# BRIEF
Recast the entries as a Markdown table with the columns Number and Line, one row for each line, and leave out any blank lines. Begin at the first line of the entries and stop after the line that contains "sudoku-cell: 3 bbox=[142, 372, 166, 398]".

──────

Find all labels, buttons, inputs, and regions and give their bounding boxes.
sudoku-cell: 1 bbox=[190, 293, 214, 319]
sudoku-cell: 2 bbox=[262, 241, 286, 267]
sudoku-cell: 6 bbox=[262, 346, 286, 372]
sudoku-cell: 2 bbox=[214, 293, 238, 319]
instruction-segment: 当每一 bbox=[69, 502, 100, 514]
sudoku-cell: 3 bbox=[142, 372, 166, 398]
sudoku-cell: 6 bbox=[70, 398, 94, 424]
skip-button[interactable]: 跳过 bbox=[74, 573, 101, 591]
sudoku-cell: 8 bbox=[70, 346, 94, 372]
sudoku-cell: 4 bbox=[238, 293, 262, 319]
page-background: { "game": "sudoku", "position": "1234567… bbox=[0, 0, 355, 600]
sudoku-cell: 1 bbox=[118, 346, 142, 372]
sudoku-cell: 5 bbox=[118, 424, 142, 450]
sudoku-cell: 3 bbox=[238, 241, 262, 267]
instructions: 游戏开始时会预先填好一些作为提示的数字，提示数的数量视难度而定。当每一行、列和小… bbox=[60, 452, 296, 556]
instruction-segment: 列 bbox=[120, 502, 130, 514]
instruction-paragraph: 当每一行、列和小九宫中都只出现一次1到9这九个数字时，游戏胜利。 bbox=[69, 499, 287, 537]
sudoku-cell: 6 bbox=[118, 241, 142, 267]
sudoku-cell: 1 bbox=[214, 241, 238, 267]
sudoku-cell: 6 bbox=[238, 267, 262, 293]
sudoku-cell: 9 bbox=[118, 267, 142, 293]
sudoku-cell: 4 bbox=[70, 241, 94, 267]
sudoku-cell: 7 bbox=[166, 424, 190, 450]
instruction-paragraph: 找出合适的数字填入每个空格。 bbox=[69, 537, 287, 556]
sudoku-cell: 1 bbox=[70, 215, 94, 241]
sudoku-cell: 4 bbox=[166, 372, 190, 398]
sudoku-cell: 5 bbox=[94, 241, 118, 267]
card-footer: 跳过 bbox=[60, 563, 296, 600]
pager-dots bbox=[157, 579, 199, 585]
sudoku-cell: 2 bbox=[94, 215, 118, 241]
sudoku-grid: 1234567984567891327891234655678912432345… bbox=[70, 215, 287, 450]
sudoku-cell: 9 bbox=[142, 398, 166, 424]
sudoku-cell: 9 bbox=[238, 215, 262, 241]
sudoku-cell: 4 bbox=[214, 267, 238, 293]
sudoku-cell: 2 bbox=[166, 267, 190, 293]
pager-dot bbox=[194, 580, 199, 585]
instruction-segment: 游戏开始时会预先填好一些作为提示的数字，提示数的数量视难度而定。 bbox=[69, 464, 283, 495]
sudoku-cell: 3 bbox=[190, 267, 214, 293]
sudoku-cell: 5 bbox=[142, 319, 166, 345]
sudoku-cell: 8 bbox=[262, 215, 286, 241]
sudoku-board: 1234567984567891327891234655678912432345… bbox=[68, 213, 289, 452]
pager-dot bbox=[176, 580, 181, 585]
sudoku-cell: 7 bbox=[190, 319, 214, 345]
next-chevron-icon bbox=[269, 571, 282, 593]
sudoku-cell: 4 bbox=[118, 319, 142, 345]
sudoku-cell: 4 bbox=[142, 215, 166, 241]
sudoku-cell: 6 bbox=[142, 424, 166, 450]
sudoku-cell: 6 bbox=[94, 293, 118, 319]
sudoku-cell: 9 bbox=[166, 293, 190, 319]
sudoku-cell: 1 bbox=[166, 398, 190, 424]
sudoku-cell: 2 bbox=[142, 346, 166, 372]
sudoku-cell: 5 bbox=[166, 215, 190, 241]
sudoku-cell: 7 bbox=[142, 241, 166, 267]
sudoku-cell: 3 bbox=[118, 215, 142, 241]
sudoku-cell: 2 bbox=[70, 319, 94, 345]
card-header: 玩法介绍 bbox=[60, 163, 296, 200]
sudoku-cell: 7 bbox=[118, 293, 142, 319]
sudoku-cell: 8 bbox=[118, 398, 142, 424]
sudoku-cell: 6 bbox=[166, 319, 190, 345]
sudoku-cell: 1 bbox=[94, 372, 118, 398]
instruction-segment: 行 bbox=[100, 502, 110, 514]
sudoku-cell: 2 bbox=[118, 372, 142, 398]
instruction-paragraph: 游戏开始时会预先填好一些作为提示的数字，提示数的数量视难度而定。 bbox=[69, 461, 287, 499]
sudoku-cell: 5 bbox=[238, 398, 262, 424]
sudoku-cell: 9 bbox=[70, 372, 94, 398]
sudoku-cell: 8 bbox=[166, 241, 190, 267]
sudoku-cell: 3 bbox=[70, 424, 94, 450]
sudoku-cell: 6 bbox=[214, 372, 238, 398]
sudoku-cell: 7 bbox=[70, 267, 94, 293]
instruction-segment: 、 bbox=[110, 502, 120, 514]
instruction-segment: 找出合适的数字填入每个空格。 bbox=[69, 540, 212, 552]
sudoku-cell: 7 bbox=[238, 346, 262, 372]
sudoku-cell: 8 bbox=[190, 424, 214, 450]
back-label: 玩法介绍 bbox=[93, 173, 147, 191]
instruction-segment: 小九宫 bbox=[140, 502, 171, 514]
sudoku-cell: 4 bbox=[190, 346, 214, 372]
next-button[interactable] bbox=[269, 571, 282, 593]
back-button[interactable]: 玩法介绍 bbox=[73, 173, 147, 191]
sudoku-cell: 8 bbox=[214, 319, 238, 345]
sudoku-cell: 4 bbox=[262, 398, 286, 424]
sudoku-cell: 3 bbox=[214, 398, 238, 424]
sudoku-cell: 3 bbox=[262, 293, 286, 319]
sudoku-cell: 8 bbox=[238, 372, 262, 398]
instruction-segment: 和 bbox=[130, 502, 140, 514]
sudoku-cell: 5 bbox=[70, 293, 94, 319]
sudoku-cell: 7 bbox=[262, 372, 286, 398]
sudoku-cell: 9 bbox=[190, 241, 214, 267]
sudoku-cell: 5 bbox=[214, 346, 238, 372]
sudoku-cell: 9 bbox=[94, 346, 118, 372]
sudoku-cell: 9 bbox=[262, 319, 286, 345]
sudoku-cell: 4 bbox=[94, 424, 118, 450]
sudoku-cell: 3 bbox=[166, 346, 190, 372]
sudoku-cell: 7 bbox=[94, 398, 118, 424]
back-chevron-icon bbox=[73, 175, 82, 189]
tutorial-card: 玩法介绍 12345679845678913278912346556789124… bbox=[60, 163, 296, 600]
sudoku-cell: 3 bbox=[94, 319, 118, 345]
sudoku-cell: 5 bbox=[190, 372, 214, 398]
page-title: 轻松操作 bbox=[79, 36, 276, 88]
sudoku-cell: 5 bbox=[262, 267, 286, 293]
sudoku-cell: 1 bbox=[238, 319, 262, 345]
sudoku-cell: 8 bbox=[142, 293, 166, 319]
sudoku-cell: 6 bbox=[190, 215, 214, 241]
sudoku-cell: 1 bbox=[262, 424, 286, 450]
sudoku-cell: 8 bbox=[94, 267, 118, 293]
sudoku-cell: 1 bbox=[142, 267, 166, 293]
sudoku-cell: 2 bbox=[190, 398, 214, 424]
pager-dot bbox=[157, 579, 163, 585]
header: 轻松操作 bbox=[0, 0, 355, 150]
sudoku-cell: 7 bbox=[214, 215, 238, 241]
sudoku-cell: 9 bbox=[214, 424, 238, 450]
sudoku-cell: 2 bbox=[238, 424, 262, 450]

──────

# EXERCISE RESULT
| Number | Line |
|---|---|
| 1 | Find all labels, buttons, inputs, and regions and give their bounding boxes. |
| 2 | sudoku-cell: 1 bbox=[190, 293, 214, 319] |
| 3 | sudoku-cell: 2 bbox=[262, 241, 286, 267] |
| 4 | sudoku-cell: 6 bbox=[262, 346, 286, 372] |
| 5 | sudoku-cell: 2 bbox=[214, 293, 238, 319] |
| 6 | instruction-segment: 当每一 bbox=[69, 502, 100, 514] |
| 7 | sudoku-cell: 3 bbox=[142, 372, 166, 398] |